(Dataset items)

**********

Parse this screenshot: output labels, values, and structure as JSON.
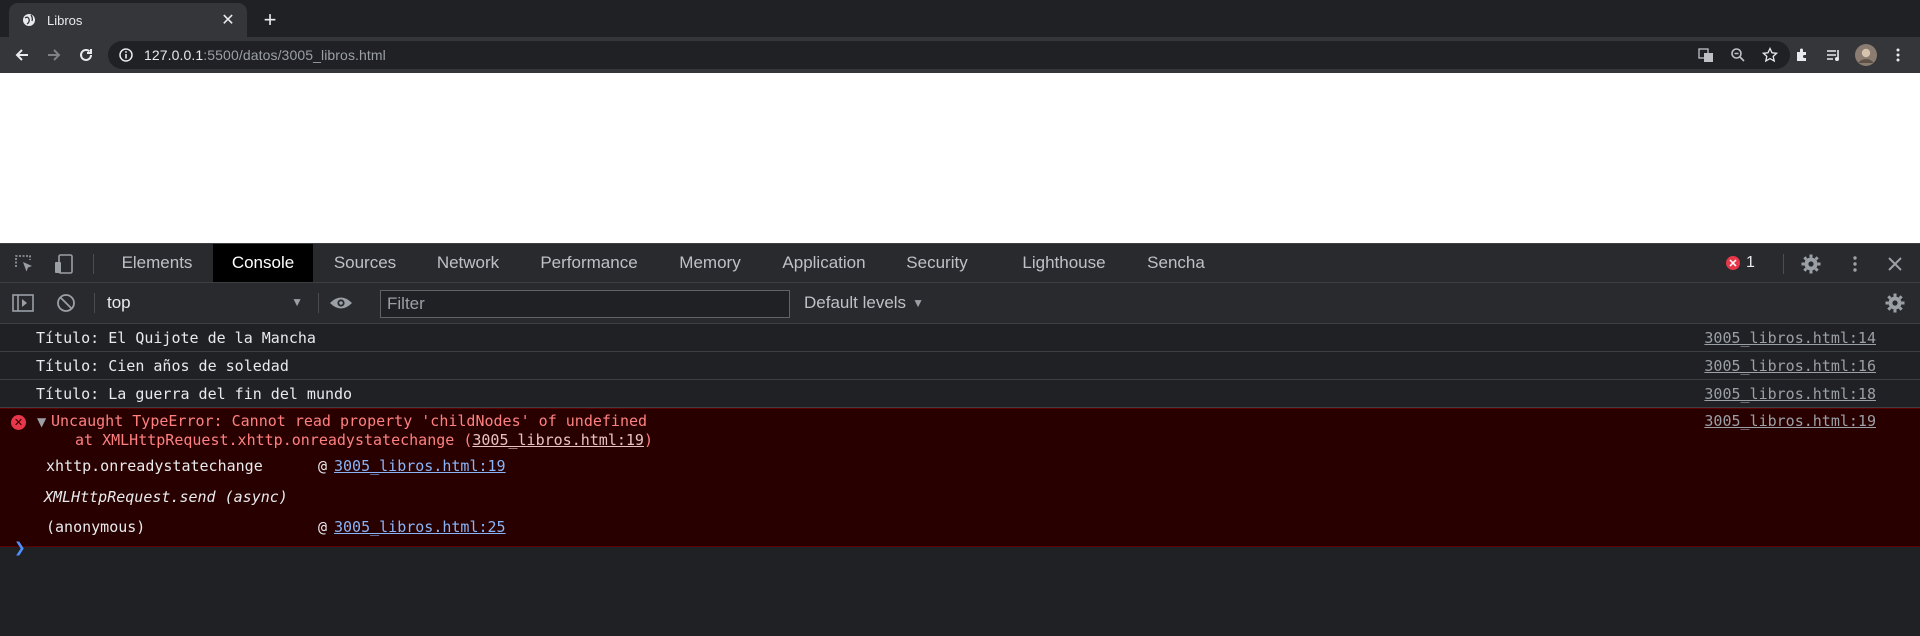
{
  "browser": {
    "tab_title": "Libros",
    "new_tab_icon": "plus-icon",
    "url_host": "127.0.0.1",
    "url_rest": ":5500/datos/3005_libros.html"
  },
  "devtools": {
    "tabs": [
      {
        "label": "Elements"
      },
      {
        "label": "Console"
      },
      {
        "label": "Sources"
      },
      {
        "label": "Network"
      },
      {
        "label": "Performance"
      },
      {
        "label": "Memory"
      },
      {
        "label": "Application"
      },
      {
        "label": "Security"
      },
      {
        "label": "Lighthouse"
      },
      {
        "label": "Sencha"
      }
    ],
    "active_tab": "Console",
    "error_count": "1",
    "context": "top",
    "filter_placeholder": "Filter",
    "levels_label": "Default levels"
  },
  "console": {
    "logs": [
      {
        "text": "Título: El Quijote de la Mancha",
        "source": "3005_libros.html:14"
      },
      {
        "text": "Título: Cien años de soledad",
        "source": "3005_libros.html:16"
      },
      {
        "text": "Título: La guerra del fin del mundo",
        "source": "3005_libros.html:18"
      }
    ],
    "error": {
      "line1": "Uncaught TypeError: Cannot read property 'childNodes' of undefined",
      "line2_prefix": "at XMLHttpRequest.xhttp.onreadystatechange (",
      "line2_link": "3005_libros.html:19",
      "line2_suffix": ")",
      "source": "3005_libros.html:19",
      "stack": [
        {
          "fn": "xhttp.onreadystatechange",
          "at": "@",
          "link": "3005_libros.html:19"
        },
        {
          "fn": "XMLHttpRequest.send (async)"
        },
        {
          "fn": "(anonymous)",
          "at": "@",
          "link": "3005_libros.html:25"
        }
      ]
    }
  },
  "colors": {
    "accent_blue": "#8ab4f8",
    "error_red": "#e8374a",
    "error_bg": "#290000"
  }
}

**********

* **Task directions**: Set out every line from the material that contains the string "onreadystatechange".

* **Expected output**:
      "line2_prefix": "at XMLHttpRequest.xhttp.onreadystatechange (",
          "fn": "xhttp.onreadystatechange",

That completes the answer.